Entries:
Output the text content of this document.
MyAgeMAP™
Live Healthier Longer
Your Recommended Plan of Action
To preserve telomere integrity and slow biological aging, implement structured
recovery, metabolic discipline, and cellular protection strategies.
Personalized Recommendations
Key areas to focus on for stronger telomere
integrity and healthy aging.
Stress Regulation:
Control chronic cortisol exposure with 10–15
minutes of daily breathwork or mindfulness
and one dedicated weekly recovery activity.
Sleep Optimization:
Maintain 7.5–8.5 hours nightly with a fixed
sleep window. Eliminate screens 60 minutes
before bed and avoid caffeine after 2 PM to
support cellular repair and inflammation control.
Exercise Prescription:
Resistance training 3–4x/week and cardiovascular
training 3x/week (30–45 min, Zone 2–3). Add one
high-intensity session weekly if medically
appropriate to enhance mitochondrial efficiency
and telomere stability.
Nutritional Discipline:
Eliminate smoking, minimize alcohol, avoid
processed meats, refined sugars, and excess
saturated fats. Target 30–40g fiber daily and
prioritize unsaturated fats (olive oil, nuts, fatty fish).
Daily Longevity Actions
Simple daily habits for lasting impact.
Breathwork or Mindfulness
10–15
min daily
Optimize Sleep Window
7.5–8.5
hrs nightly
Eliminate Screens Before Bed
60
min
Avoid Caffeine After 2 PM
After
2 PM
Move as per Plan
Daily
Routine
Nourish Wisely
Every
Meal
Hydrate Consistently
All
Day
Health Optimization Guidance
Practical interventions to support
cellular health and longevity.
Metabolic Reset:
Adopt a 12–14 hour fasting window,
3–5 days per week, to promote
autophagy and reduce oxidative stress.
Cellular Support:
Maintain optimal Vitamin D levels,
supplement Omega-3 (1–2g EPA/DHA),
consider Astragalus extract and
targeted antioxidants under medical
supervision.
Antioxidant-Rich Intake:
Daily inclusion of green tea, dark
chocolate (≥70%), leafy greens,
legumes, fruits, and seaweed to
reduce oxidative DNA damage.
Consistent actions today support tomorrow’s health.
==
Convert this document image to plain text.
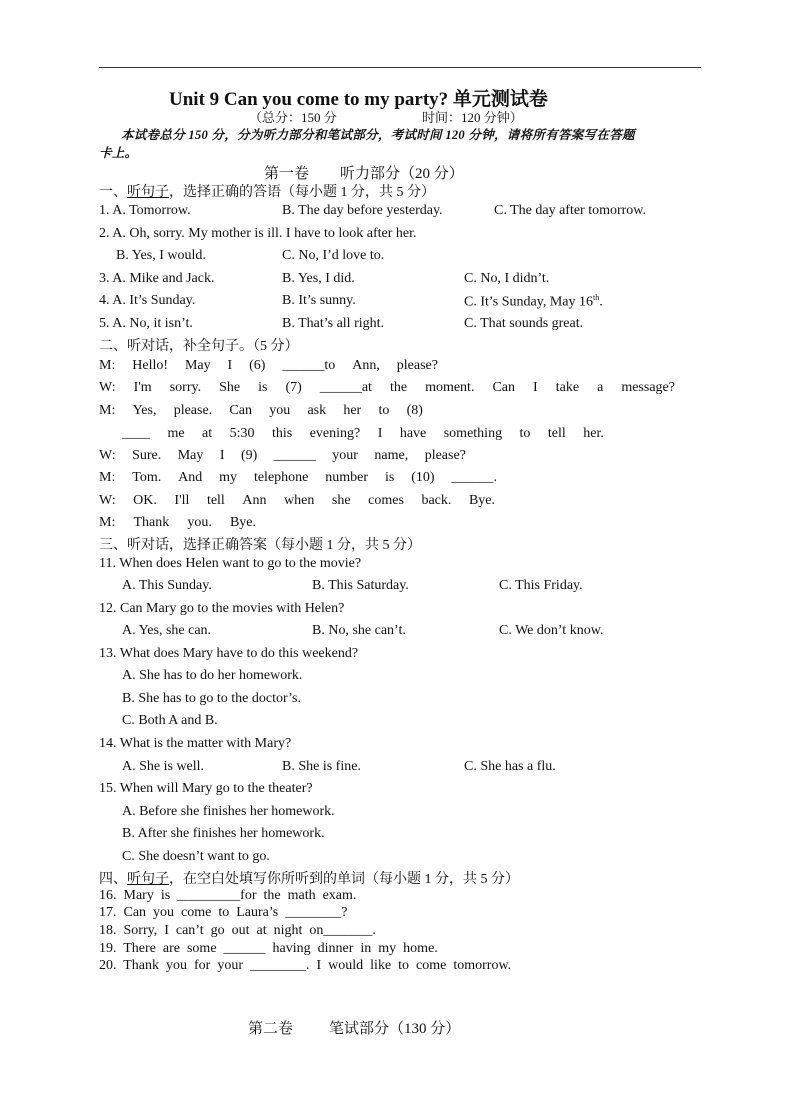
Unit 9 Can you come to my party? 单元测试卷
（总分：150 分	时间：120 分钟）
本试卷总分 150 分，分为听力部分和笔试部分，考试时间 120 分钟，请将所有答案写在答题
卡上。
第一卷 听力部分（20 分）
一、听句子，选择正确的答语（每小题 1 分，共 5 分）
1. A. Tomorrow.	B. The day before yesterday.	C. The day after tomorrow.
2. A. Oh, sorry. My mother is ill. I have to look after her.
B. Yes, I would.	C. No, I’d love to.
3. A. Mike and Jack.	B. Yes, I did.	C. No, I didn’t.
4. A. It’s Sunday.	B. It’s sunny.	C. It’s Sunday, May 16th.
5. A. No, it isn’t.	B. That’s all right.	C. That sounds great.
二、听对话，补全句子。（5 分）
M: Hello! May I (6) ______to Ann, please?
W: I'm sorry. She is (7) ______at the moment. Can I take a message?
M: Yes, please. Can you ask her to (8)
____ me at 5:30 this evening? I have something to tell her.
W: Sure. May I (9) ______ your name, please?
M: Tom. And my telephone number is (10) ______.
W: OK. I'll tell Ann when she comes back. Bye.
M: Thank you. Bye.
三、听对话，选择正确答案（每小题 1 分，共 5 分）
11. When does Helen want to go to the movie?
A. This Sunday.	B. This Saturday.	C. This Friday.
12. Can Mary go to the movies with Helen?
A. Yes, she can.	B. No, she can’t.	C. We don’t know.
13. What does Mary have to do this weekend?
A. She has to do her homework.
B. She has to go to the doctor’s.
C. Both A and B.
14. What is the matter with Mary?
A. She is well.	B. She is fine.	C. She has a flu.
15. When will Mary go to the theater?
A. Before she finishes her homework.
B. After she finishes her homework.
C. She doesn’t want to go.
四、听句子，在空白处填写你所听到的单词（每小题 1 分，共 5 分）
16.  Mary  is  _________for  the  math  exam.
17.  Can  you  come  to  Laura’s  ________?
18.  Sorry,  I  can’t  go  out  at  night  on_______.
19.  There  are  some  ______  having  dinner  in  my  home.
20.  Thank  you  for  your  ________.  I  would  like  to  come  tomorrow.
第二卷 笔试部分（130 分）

Exercise: Single out each line of the records above with the string "Mary" in it, and copy it.

Reply to the exercise:
12. Can Mary go to the movies with Helen?
13. What does Mary have to do this weekend?
14. What is the matter with Mary?
15. When will Mary go to the theater?
16.  Mary  is  _________for  the  math  exam.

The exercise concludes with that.